====== GIVEN RECORDS

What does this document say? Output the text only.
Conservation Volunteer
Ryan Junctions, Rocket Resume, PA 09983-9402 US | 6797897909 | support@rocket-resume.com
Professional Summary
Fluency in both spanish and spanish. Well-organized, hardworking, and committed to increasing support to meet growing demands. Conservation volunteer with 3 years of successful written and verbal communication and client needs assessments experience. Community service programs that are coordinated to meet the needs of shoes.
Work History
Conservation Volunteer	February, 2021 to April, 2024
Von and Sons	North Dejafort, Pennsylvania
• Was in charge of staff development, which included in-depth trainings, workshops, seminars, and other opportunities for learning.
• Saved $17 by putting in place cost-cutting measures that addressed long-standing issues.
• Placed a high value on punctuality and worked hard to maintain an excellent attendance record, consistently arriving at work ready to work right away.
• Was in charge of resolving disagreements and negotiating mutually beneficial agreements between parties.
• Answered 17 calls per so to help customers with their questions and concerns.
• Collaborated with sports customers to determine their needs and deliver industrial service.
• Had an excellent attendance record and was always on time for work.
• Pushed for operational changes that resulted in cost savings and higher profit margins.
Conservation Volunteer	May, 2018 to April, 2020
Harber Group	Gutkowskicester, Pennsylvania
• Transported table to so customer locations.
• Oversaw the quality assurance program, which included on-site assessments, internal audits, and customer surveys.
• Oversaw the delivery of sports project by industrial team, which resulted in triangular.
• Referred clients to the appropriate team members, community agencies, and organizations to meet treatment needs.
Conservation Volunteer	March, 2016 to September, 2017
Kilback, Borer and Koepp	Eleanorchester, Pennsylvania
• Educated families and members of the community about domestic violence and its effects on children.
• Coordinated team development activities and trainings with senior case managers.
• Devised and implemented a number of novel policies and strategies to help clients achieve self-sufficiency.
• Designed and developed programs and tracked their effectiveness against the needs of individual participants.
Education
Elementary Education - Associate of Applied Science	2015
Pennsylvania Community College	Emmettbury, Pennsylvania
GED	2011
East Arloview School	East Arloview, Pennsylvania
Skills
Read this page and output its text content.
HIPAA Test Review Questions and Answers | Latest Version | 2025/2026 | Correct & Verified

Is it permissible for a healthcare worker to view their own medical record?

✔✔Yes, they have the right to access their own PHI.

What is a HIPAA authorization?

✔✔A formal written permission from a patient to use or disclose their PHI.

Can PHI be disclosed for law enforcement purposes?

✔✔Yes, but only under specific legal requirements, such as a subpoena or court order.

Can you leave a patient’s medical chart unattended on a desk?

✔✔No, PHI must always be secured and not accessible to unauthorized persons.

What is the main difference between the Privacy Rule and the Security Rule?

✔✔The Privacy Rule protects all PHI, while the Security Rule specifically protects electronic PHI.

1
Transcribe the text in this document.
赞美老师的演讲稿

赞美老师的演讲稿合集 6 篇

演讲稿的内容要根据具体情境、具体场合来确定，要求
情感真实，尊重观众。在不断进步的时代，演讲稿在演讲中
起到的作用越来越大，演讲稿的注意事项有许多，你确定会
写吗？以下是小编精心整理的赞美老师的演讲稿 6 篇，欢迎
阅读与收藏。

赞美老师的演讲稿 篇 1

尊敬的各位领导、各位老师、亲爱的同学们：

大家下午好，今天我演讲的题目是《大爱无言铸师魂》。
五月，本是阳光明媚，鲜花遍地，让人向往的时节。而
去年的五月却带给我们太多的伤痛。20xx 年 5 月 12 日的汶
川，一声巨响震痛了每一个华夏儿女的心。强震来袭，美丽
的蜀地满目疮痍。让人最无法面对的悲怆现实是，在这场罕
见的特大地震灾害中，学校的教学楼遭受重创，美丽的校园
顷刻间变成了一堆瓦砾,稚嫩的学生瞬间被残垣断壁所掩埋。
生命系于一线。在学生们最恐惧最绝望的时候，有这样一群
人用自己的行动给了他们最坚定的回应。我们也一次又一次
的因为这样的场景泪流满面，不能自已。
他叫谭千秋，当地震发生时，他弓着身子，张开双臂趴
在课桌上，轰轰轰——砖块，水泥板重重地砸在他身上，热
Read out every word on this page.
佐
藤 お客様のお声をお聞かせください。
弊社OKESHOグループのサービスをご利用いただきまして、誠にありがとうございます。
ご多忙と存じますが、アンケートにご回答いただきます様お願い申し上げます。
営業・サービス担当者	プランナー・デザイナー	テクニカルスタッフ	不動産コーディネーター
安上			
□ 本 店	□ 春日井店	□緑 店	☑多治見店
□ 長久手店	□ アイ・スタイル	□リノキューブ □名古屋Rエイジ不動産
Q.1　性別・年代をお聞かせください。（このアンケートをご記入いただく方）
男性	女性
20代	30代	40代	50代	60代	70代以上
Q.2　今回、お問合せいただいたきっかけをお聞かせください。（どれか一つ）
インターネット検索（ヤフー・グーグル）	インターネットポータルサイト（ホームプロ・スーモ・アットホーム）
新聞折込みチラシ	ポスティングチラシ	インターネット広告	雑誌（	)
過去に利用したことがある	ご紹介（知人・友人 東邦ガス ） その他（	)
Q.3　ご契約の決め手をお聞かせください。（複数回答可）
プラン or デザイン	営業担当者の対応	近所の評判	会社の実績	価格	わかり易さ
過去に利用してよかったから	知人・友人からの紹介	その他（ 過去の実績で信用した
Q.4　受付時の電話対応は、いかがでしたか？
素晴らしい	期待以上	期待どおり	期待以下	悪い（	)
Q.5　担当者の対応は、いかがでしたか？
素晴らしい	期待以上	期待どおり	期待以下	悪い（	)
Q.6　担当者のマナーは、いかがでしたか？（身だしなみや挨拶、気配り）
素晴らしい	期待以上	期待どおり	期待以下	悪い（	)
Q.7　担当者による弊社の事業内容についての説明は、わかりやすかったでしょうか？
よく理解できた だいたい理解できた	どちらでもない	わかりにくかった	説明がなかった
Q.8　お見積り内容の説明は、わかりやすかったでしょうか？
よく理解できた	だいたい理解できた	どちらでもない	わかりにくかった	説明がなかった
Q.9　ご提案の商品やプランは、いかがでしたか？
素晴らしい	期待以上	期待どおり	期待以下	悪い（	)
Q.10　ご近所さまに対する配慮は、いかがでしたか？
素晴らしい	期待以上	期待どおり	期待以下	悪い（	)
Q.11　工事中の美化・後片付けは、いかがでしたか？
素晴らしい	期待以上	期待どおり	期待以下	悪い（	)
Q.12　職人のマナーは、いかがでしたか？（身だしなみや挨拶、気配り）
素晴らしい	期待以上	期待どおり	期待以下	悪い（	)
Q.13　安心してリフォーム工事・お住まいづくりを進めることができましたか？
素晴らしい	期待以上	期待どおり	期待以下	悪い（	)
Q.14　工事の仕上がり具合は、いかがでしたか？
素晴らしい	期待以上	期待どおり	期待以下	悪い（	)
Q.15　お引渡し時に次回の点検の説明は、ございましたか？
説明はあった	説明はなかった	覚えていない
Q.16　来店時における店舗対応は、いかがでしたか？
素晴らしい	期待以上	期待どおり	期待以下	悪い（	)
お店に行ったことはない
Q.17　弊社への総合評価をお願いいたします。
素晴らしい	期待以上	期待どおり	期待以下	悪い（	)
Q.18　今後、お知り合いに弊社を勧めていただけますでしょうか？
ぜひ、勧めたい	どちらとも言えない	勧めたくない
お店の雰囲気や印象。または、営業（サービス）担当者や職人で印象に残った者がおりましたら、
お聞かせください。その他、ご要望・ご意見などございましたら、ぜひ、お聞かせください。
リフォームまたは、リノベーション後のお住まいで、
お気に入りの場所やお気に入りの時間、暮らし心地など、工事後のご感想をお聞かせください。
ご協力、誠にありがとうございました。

============

## WORK REQUIRED
Output an exact copy of each record.

## RESULT
What does this document say? Output the text only.
Conservation Volunteer
Ryan Junctions, Rocket Resume, PA 09983-9402 US | 6797897909 | support@rocket-resume.com
Professional Summary
Fluency in both spanish and spanish. Well-organized, hardworking, and committed to increasing support to meet growing demands. Conservation volunteer with 3 years of successful written and verbal communication and client needs assessments experience. Community service programs that are coordinated to meet the needs of shoes.
Work History
Conservation Volunteer	February, 2021 to April, 2024
Von and Sons	North Dejafort, Pennsylvania
• Was in charge of staff development, which included in-depth trainings, workshops, seminars, and other opportunities for learning.
• Saved $17 by putting in place cost-cutting measures that addressed long-standing issues.
• Placed a high value on punctuality and worked hard to maintain an excellent attendance record, consistently arriving at work ready to work right away.
• Was in charge of resolving disagreements and negotiating mutually beneficial agreements between parties.
• Answered 17 calls per so to help customers with their questions and concerns.
• Collaborated with sports customers to determine their needs and deliver industrial service.
• Had an excellent attendance record and was always on time for work.
• Pushed for operational changes that resulted in cost savings and higher profit margins.
Conservation Volunteer	May, 2018 to April, 2020
Harber Group	Gutkowskicester, Pennsylvania
• Transported table to so customer locations.
• Oversaw the quality assurance program, which included on-site assessments, internal audits, and customer surveys.
• Oversaw the delivery of sports project by industrial team, which resulted in triangular.
• Referred clients to the appropriate team members, community agencies, and organizations to meet treatment needs.
Conservation Volunteer	March, 2016 to September, 2017
Kilback, Borer and Koepp	Eleanorchester, Pennsylvania
• Educated families and members of the community about domestic violence and its effects on children.
• Coordinated team development activities and trainings with senior case managers.
• Devised and implemented a number of novel policies and strategies to help clients achieve self-sufficiency.
• Designed and developed programs and tracked their effectiveness against the needs of individual participants.
Education
Elementary Education - Associate of Applied Science	2015
Pennsylvania Community College	Emmettbury, Pennsylvania
GED	2011
East Arloview School	East Arloview, Pennsylvania
Skills
Read this page and output its text content.
HIPAA Test Review Questions and Answers | Latest Version | 2025/2026 | Correct & Verified

Is it permissible for a healthcare worker to view their own medical record?

✔✔Yes, they have the right to access their own PHI.

What is a HIPAA authorization?

✔✔A formal written permission from a patient to use or disclose their PHI.

Can PHI be disclosed for law enforcement purposes?

✔✔Yes, but only under specific legal requirements, such as a subpoena or court order.

Can you leave a patient’s medical chart unattended on a desk?

✔✔No, PHI must always be secured and not accessible to unauthorized persons.

What is the main difference between the Privacy Rule and the Security Rule?

✔✔The Privacy Rule protects all PHI, while the Security Rule specifically protects electronic PHI.

1
Transcribe the text in this document.
赞美老师的演讲稿

赞美老师的演讲稿合集 6 篇

演讲稿的内容要根据具体情境、具体场合来确定，要求
情感真实，尊重观众。在不断进步的时代，演讲稿在演讲中
起到的作用越来越大，演讲稿的注意事项有许多，你确定会
写吗？以下是小编精心整理的赞美老师的演讲稿 6 篇，欢迎
阅读与收藏。

赞美老师的演讲稿 篇 1

尊敬的各位领导、各位老师、亲爱的同学们：

大家下午好，今天我演讲的题目是《大爱无言铸师魂》。
五月，本是阳光明媚，鲜花遍地，让人向往的时节。而
去年的五月却带给我们太多的伤痛。20xx 年 5 月 12 日的汶
川，一声巨响震痛了每一个华夏儿女的心。强震来袭，美丽
的蜀地满目疮痍。让人最无法面对的悲怆现实是，在这场罕
见的特大地震灾害中，学校的教学楼遭受重创，美丽的校园
顷刻间变成了一堆瓦砾,稚嫩的学生瞬间被残垣断壁所掩埋。
生命系于一线。在学生们最恐惧最绝望的时候，有这样一群
人用自己的行动给了他们最坚定的回应。我们也一次又一次
的因为这样的场景泪流满面，不能自已。
他叫谭千秋，当地震发生时，他弓着身子，张开双臂趴
在课桌上，轰轰轰——砖块，水泥板重重地砸在他身上，热
Read out every word on this page.
佐
藤 お客様のお声をお聞かせください。
弊社OKESHOグループのサービスをご利用いただきまして、誠にありがとうございます。
ご多忙と存じますが、アンケートにご回答いただきます様お願い申し上げます。
営業・サービス担当者	プランナー・デザイナー	テクニカルスタッフ	不動産コーディネーター
安上			
□ 本 店	□ 春日井店	□緑 店	☑多治見店
□ 長久手店	□ アイ・スタイル	□リノキューブ □名古屋Rエイジ不動産
Q.1　性別・年代をお聞かせください。（このアンケートをご記入いただく方）
男性	女性
20代	30代	40代	50代	60代	70代以上
Q.2　今回、お問合せいただいたきっかけをお聞かせください。（どれか一つ）
インターネット検索（ヤフー・グーグル）	インターネットポータルサイト（ホームプロ・スーモ・アットホーム）
新聞折込みチラシ	ポスティングチラシ	インターネット広告	雑誌（	)
過去に利用したことがある	ご紹介（知人・友人 東邦ガス ） その他（	)
Q.3　ご契約の決め手をお聞かせください。（複数回答可）
プラン or デザイン	営業担当者の対応	近所の評判	会社の実績	価格	わかり易さ
過去に利用してよかったから	知人・友人からの紹介	その他（ 過去の実績で信用した
Q.4　受付時の電話対応は、いかがでしたか？
素晴らしい	期待以上	期待どおり	期待以下	悪い（	)
Q.5　担当者の対応は、いかがでしたか？
素晴らしい	期待以上	期待どおり	期待以下	悪い（	)
Q.6　担当者のマナーは、いかがでしたか？（身だしなみや挨拶、気配り）
素晴らしい	期待以上	期待どおり	期待以下	悪い（	)
Q.7　担当者による弊社の事業内容についての説明は、わかりやすかったでしょうか？
よく理解できた だいたい理解できた	どちらでもない	わかりにくかった	説明がなかった
Q.8　お見積り内容の説明は、わかりやすかったでしょうか？
よく理解できた	だいたい理解できた	どちらでもない	わかりにくかった	説明がなかった
Q.9　ご提案の商品やプランは、いかがでしたか？
素晴らしい	期待以上	期待どおり	期待以下	悪い（	)
Q.10　ご近所さまに対する配慮は、いかがでしたか？
素晴らしい	期待以上	期待どおり	期待以下	悪い（	)
Q.11　工事中の美化・後片付けは、いかがでしたか？
素晴らしい	期待以上	期待どおり	期待以下	悪い（	)
Q.12　職人のマナーは、いかがでしたか？（身だしなみや挨拶、気配り）
素晴らしい	期待以上	期待どおり	期待以下	悪い（	)
Q.13　安心してリフォーム工事・お住まいづくりを進めることができましたか？
素晴らしい	期待以上	期待どおり	期待以下	悪い（	)
Q.14　工事の仕上がり具合は、いかがでしたか？
素晴らしい	期待以上	期待どおり	期待以下	悪い（	)
Q.15　お引渡し時に次回の点検の説明は、ございましたか？
説明はあった	説明はなかった	覚えていない
Q.16　来店時における店舗対応は、いかがでしたか？
素晴らしい	期待以上	期待どおり	期待以下	悪い（	)
お店に行ったことはない
Q.17　弊社への総合評価をお願いいたします。
素晴らしい	期待以上	期待どおり	期待以下	悪い（	)
Q.18　今後、お知り合いに弊社を勧めていただけますでしょうか？
ぜひ、勧めたい	どちらとも言えない	勧めたくない
お店の雰囲気や印象。または、営業（サービス）担当者や職人で印象に残った者がおりましたら、
お聞かせください。その他、ご要望・ご意見などございましたら、ぜひ、お聞かせください。
リフォームまたは、リノベーション後のお住まいで、
お気に入りの場所やお気に入りの時間、暮らし心地など、工事後のご感想をお聞かせください。
ご協力、誠にありがとうございました。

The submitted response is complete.